**Activity:**
Transcribe the following entries word for word; no picture is to appear in the copy.

**Exercise data:**
----------

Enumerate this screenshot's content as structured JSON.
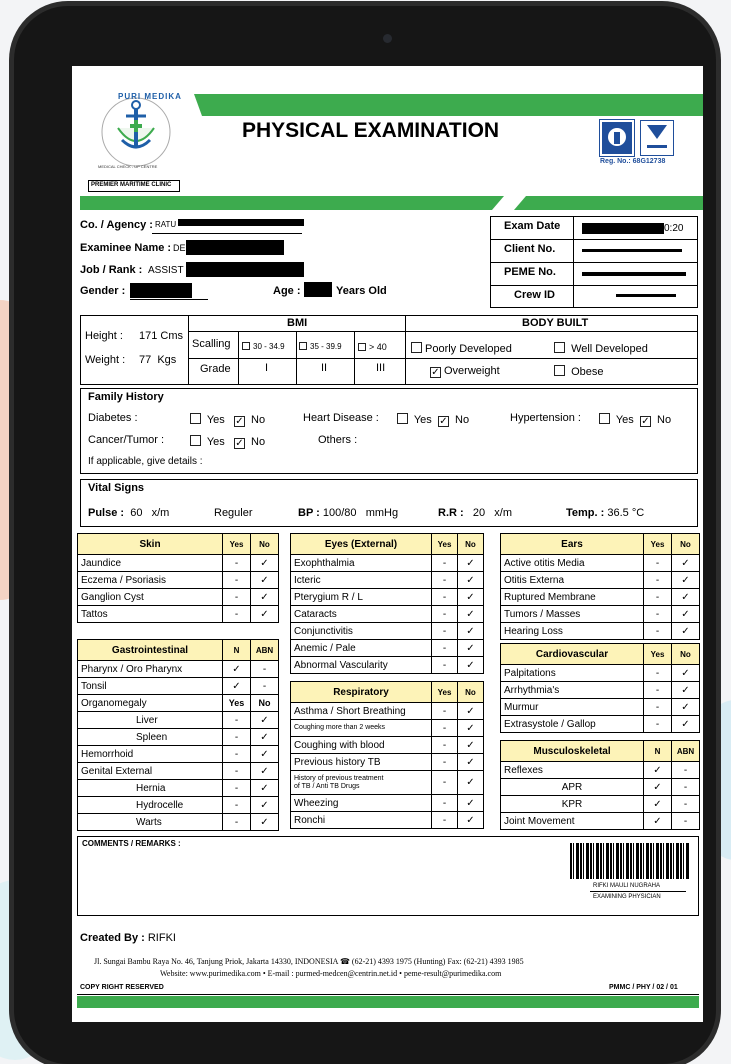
{
  "header": {
    "title": "PHYSICAL EXAMINATION",
    "logo_text": "PURI MEDIKA",
    "logo_sub": "MEDICAL CHECK - UP CENTRE",
    "clinic": "PREMIER MARITIME CLINIC",
    "reg_no": "Reg. No.: 68G12738"
  },
  "info": {
    "agency_label": "Co. / Agency :",
    "agency_value": "RATU",
    "examinee_label": "Examinee Name :",
    "examinee_value": "DE",
    "job_label": "Job / Rank :",
    "job_value": "ASSIST",
    "gender_label": "Gender :",
    "age_label": "Age :",
    "age_suffix": "Years Old",
    "exam_date_label": "Exam Date",
    "exam_date_value": "0:20",
    "client_no_label": "Client No.",
    "peme_no_label": "PEME No.",
    "crew_id_label": "Crew ID"
  },
  "measure": {
    "height_label": "Height :",
    "height_value": "171 Cms",
    "weight_label": "Weight :",
    "weight_value": "77  Kgs",
    "bmi_title": "BMI",
    "scalling_label": "Scalling",
    "grade_label": "Grade",
    "scales": [
      "30 - 34.9",
      "35 - 39.9",
      "> 40"
    ],
    "grades": [
      "I",
      "II",
      "III"
    ],
    "body_built_title": "BODY BUILT",
    "body_options": [
      {
        "label": "Poorly Developed",
        "checked": false
      },
      {
        "label": "Well Developed",
        "checked": false
      },
      {
        "label": "Overweight",
        "checked": true
      },
      {
        "label": "Obese",
        "checked": false
      }
    ]
  },
  "family": {
    "title": "Family History",
    "diabetes": "Diabetes :",
    "heart": "Heart Disease :",
    "hypertension": "Hypertension :",
    "cancer": "Cancer/Tumor :",
    "others": "Others :",
    "details": "If applicable, give details :",
    "yes": "Yes",
    "no": "No"
  },
  "vitals": {
    "title": "Vital Signs",
    "pulse_label": "Pulse :",
    "pulse_value": "60",
    "pulse_unit": "x/m",
    "pulse_rhythm": "Reguler",
    "bp_label": "BP :",
    "bp_value": "100/80",
    "bp_unit": "mmHg",
    "rr_label": "R.R :",
    "rr_value": "20",
    "rr_unit": "x/m",
    "temp_label": "Temp. :",
    "temp_value": "36.5",
    "temp_unit": "°C"
  },
  "skin": {
    "title": "Skin",
    "h1": "Yes",
    "h2": "No",
    "rows": [
      [
        "Jaundice",
        "-",
        "✓"
      ],
      [
        "Eczema / Psoriasis",
        "-",
        "✓"
      ],
      [
        "Ganglion Cyst",
        "-",
        "✓"
      ],
      [
        "Tattos",
        "-",
        "✓"
      ]
    ]
  },
  "gastro": {
    "title": "Gastrointestinal",
    "h1": "N",
    "h2": "ABN",
    "rows": [
      [
        "Pharynx / Oro Pharynx",
        "✓",
        "-"
      ],
      [
        "Tonsil",
        "✓",
        "-"
      ]
    ],
    "organ_label": "Organomegaly",
    "organ_h1": "Yes",
    "organ_h2": "No",
    "organ_rows": [
      [
        "Liver",
        "-",
        "✓"
      ],
      [
        "Spleen",
        "-",
        "✓"
      ]
    ],
    "rows2": [
      [
        "Hemorrhoid",
        "-",
        "✓"
      ],
      [
        "Genital External",
        "-",
        "✓"
      ]
    ],
    "sub_rows": [
      [
        "Hernia",
        "-",
        "✓"
      ],
      [
        "Hydrocelle",
        "-",
        "✓"
      ],
      [
        "Warts",
        "-",
        "✓"
      ]
    ]
  },
  "eyes": {
    "title": "Eyes (External)",
    "h1": "Yes",
    "h2": "No",
    "rows": [
      [
        "Exophthalmia",
        "-",
        "✓"
      ],
      [
        "Icteric",
        "-",
        "✓"
      ],
      [
        "Pterygium R / L",
        "-",
        "✓"
      ],
      [
        "Cataracts",
        "-",
        "✓"
      ],
      [
        "Conjunctivitis",
        "-",
        "✓"
      ],
      [
        "Anemic / Pale",
        "-",
        "✓"
      ],
      [
        "Abnormal Vascularity",
        "-",
        "✓"
      ]
    ]
  },
  "resp": {
    "title": "Respiratory",
    "h1": "Yes",
    "h2": "No",
    "r1": [
      "Asthma / Short Breathing",
      "-",
      "✓"
    ],
    "r2": [
      "Coughing more than 2 weeks",
      "-",
      "✓"
    ],
    "r3": [
      "Coughing with blood",
      "-",
      "✓"
    ],
    "r4": [
      "Previous history TB",
      "-",
      "✓"
    ],
    "r5a": "History of previous treatment",
    "r5b": "of TB / Anti TB Drugs",
    "r5y": "-",
    "r5n": "✓",
    "r6": [
      "Wheezing",
      "-",
      "✓"
    ],
    "r7": [
      "Ronchi",
      "-",
      "✓"
    ]
  },
  "ears": {
    "title": "Ears",
    "h1": "Yes",
    "h2": "No",
    "rows": [
      [
        "Active otitis Media",
        "-",
        "✓"
      ],
      [
        "Otitis Externa",
        "-",
        "✓"
      ],
      [
        "Ruptured Membrane",
        "-",
        "✓"
      ],
      [
        "Tumors / Masses",
        "-",
        "✓"
      ],
      [
        "Hearing Loss",
        "-",
        "✓"
      ]
    ]
  },
  "cardio": {
    "title": "Cardiovascular",
    "h1": "Yes",
    "h2": "No",
    "rows": [
      [
        "Palpitations",
        "-",
        "✓"
      ],
      [
        "Arrhythmia's",
        "-",
        "✓"
      ],
      [
        "Murmur",
        "-",
        "✓"
      ],
      [
        "Extrasystole / Gallop",
        "-",
        "✓"
      ]
    ]
  },
  "musculo": {
    "title": "Musculoskeletal",
    "h1": "N",
    "h2": "ABN",
    "rows": [
      [
        "Reflexes",
        "✓",
        "-"
      ]
    ],
    "sub_rows": [
      [
        "APR",
        "✓",
        "-"
      ],
      [
        "KPR",
        "✓",
        "-"
      ]
    ],
    "rows2": [
      [
        "Joint Movement",
        "✓",
        "-"
      ]
    ]
  },
  "comments": {
    "label": "COMMENTS / REMARKS :",
    "physician": "RIFKI MAULI NUGRAHA",
    "physician_role": "EXAMINING PHYSICIAN"
  },
  "footer": {
    "created_label": "Created By :",
    "created_value": "RIFKI",
    "address": "Jl. Sungai Bambu Raya No. 46, Tanjung Priok, Jakarta 14330, INDONESIA ☎ (62-21) 4393 1975 (Hunting) Fax: (62-21) 4393 1985",
    "web": "Website: www.purimedika.com • E-mail : purmed-medcen@centrin.net.id • peme-result@purimedika.com",
    "copyright": "COPY RIGHT RESERVED",
    "code": "PMMC / PHY / 02 / 01"
  },
  "colors": {
    "green": "#3dab4e",
    "header_yellow": "#fdf3b8",
    "anchor_blue": "#1f5fa8"
  }
}
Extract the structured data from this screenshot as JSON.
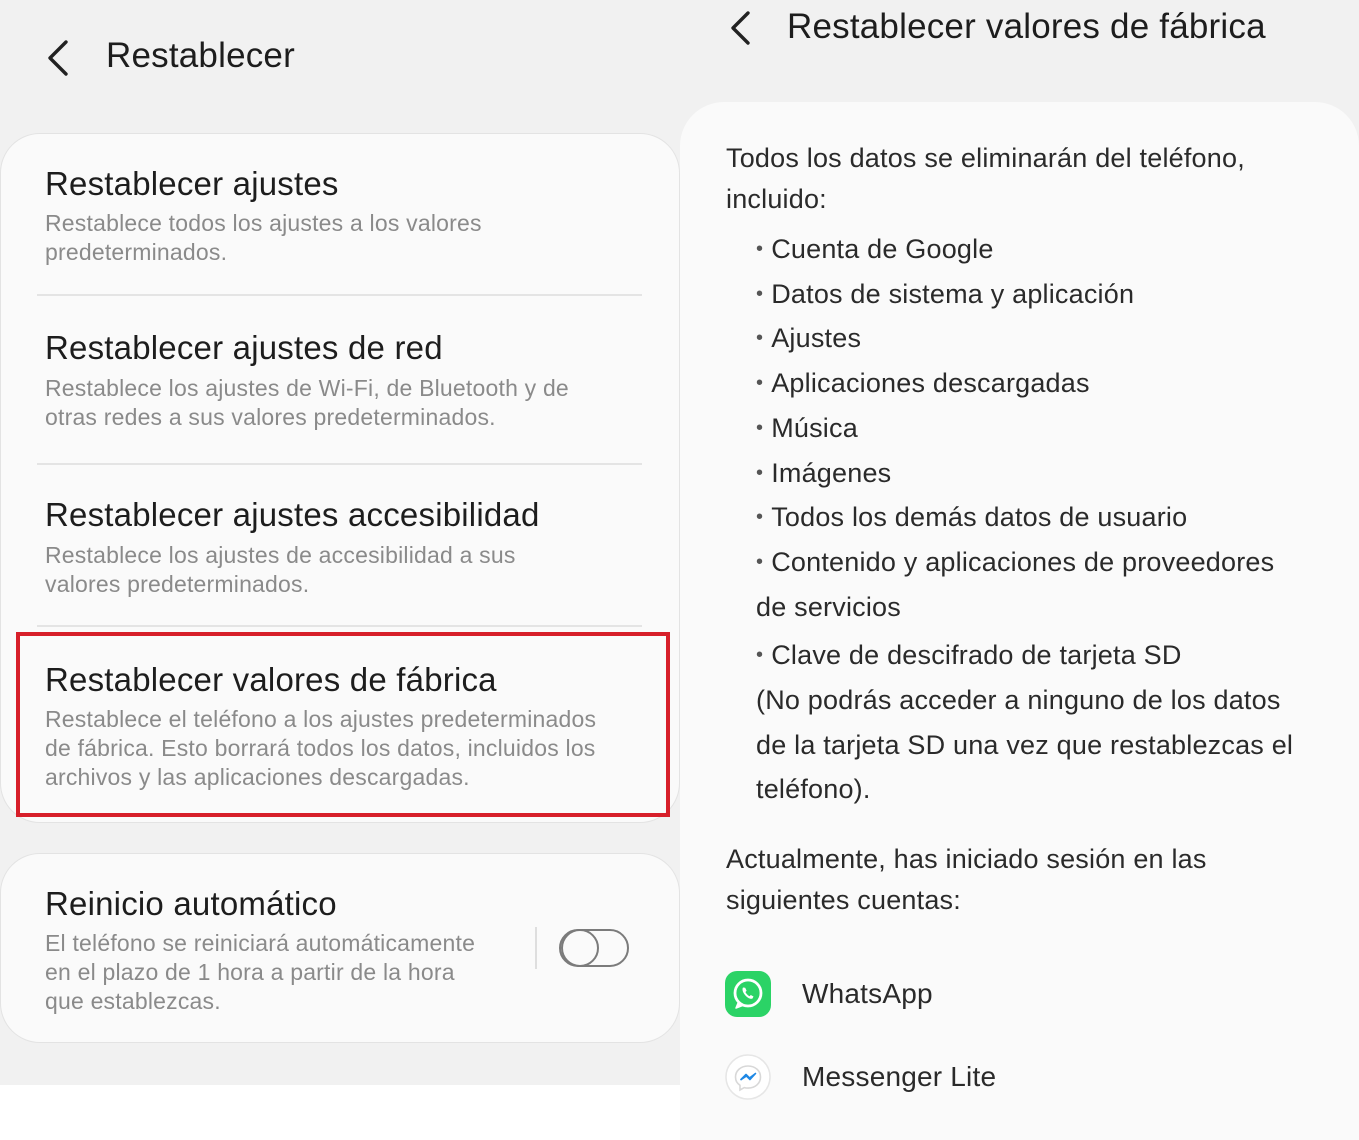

----------

**Response below:**
Enumerate this screenshot's content as structured JSON.
{
  "header": {
    "title": "PHYSICAL EXAMINATION",
    "logo_text": "PURI MEDIKA",
    "logo_sub": "MEDICAL CHECK - UP CENTRE",
    "clinic": "PREMIER MARITIME CLINIC",
    "reg_no": "Reg. No.: 68G12738"
  },
  "info": {
    "agency_label": "Co. / Agency :",
    "agency_value": "RATU",
    "examinee_label": "Examinee Name :",
    "examinee_value": "DE",
    "job_label": "Job / Rank :",
    "job_value": "ASSIST",
    "gender_label": "Gender :",
    "age_label": "Age :",
    "age_suffix": "Years Old",
    "exam_date_label": "Exam Date",
    "exam_date_value": "0:20",
    "client_no_label": "Client No.",
    "peme_no_label": "PEME No.",
    "crew_id_label": "Crew ID"
  },
  "measure": {
    "height_label": "Height :",
    "height_value": "171 Cms",
    "weight_label": "Weight :",
    "weight_value": "77  Kgs",
    "bmi_title": "BMI",
    "scalling_label": "Scalling",
    "grade_label": "Grade",
    "scales": [
      "30 - 34.9",
      "35 - 39.9",
      "> 40"
    ],
    "grades": [
      "I",
      "II",
      "III"
    ],
    "body_built_title": "BODY BUILT",
    "body_options": [
      {
        "label": "Poorly Developed",
        "checked": false
      },
      {
        "label": "Well Developed",
        "checked": false
      },
      {
        "label": "Overweight",
        "checked": true
      },
      {
        "label": "Obese",
        "checked": false
      }
    ]
  },
  "family": {
    "title": "Family History",
    "diabetes": "Diabetes :",
    "heart": "Heart Disease :",
    "hypertension": "Hypertension :",
    "cancer": "Cancer/Tumor :",
    "others": "Others :",
    "details": "If applicable, give details :",
    "yes": "Yes",
    "no": "No"
  },
  "vitals": {
    "title": "Vital Signs",
    "pulse_label": "Pulse :",
    "pulse_value": "60",
    "pulse_unit": "x/m",
    "pulse_rhythm": "Reguler",
    "bp_label": "BP :",
    "bp_value": "100/80",
    "bp_unit": "mmHg",
    "rr_label": "R.R :",
    "rr_value": "20",
    "rr_unit": "x/m",
    "temp_label": "Temp. :",
    "temp_value": "36.5",
    "temp_unit": "°C"
  },
  "skin": {
    "title": "Skin",
    "h1": "Yes",
    "h2": "No",
    "rows": [
      [
        "Jaundice",
        "-",
        "✓"
      ],
      [
        "Eczema / Psoriasis",
        "-",
        "✓"
      ],
      [
        "Ganglion Cyst",
        "-",
        "✓"
      ],
      [
        "Tattos",
        "-",
        "✓"
      ]
    ]
  },
  "gastro": {
    "title": "Gastrointestinal",
    "h1": "N",
    "h2": "ABN",
    "rows": [
      [
        "Pharynx / Oro Pharynx",
        "✓",
        "-"
      ],
      [
        "Tonsil",
        "✓",
        "-"
      ]
    ],
    "organ_label": "Organomegaly",
    "organ_h1": "Yes",
    "organ_h2": "No",
    "organ_rows": [
      [
        "Liver",
        "-",
        "✓"
      ],
      [
        "Spleen",
        "-",
        "✓"
      ]
    ],
    "rows2": [
      [
        "Hemorrhoid",
        "-",
        "✓"
      ],
      [
        "Genital External",
        "-",
        "✓"
      ]
    ],
    "sub_rows": [
      [
        "Hernia",
        "-",
        "✓"
      ],
      [
        "Hydrocelle",
        "-",
        "✓"
      ],
      [
        "Warts",
        "-",
        "✓"
      ]
    ]
  },
  "eyes": {
    "title": "Eyes (External)",
    "h1": "Yes",
    "h2": "No",
    "rows": [
      [
        "Exophthalmia",
        "-",
        "✓"
      ],
      [
        "Icteric",
        "-",
        "✓"
      ],
      [
        "Pterygium R / L",
        "-",
        "✓"
      ],
      [
        "Cataracts",
        "-",
        "✓"
      ],
      [
        "Conjunctivitis",
        "-",
        "✓"
      ],
      [
        "Anemic / Pale",
        "-",
        "✓"
      ],
      [
        "Abnormal Vascularity",
        "-",
        "✓"
      ]
    ]
  },
  "resp": {
    "title": "Respiratory",
    "h1": "Yes",
    "h2": "No",
    "r1": [
      "Asthma / Short Breathing",
      "-",
      "✓"
    ],
    "r2": [
      "Coughing more than 2 weeks",
      "-",
      "✓"
    ],
    "r3": [
      "Coughing with blood",
      "-",
      "✓"
    ],
    "r4": [
      "Previous history TB",
      "-",
      "✓"
    ],
    "r5a": "History of previous treatment",
    "r5b": "of TB / Anti TB Drugs",
    "r5y": "-",
    "r5n": "✓",
    "r6": [
      "Wheezing",
      "-",
      "✓"
    ],
    "r7": [
      "Ronchi",
      "-",
      "✓"
    ]
  },
  "ears": {
    "title": "Ears",
    "h1": "Yes",
    "h2": "No",
    "rows": [
      [
        "Active otitis Media",
        "-",
        "✓"
      ],
      [
        "Otitis Externa",
        "-",
        "✓"
      ],
      [
        "Ruptured Membrane",
        "-",
        "✓"
      ],
      [
        "Tumors / Masses",
        "-",
        "✓"
      ],
      [
        "Hearing Loss",
        "-",
        "✓"
      ]
    ]
  },
  "cardio": {
    "title": "Cardiovascular",
    "h1": "Yes",
    "h2": "No",
    "rows": [
      [
        "Palpitations",
        "-",
        "✓"
      ],
      [
        "Arrhythmia's",
        "-",
        "✓"
      ],
      [
        "Murmur",
        "-",
        "✓"
      ],
      [
        "Extrasystole / Gallop",
        "-",
        "✓"
      ]
    ]
  },
  "musculo": {
    "title": "Musculoskeletal",
    "h1": "N",
    "h2": "ABN",
    "rows": [
      [
        "Reflexes",
        "✓",
        "-"
      ]
    ],
    "sub_rows": [
      [
        "APR",
        "✓",
        "-"
      ],
      [
        "KPR",
        "✓",
        "-"
      ]
    ],
    "rows2": [
      [
        "Joint Movement",
        "✓",
        "-"
      ]
    ]
  },
  "comments": {
    "label": "COMMENTS / REMARKS :",
    "physician": "RIFKI MAULI NUGRAHA",
    "physician_role": "EXAMINING PHYSICIAN"
  },
  "footer": {
    "created_label": "Created By :",
    "created_value": "RIFKI",
    "address": "Jl. Sungai Bambu Raya No. 46, Tanjung Priok, Jakarta 14330, INDONESIA ☎ (62-21) 4393 1975 (Hunting) Fax: (62-21) 4393 1985",
    "web": "Website: www.purimedika.com • E-mail : purmed-medcen@centrin.net.id • peme-result@purimedika.com",
    "copyright": "COPY RIGHT RESERVED",
    "code": "PMMC / PHY / 02 / 01"
  },
  "colors": {
    "green": "#3dab4e",
    "header_yellow": "#fdf3b8",
    "anchor_blue": "#1f5fa8"
  }
}
Extract the structured data from this screenshot as JSON.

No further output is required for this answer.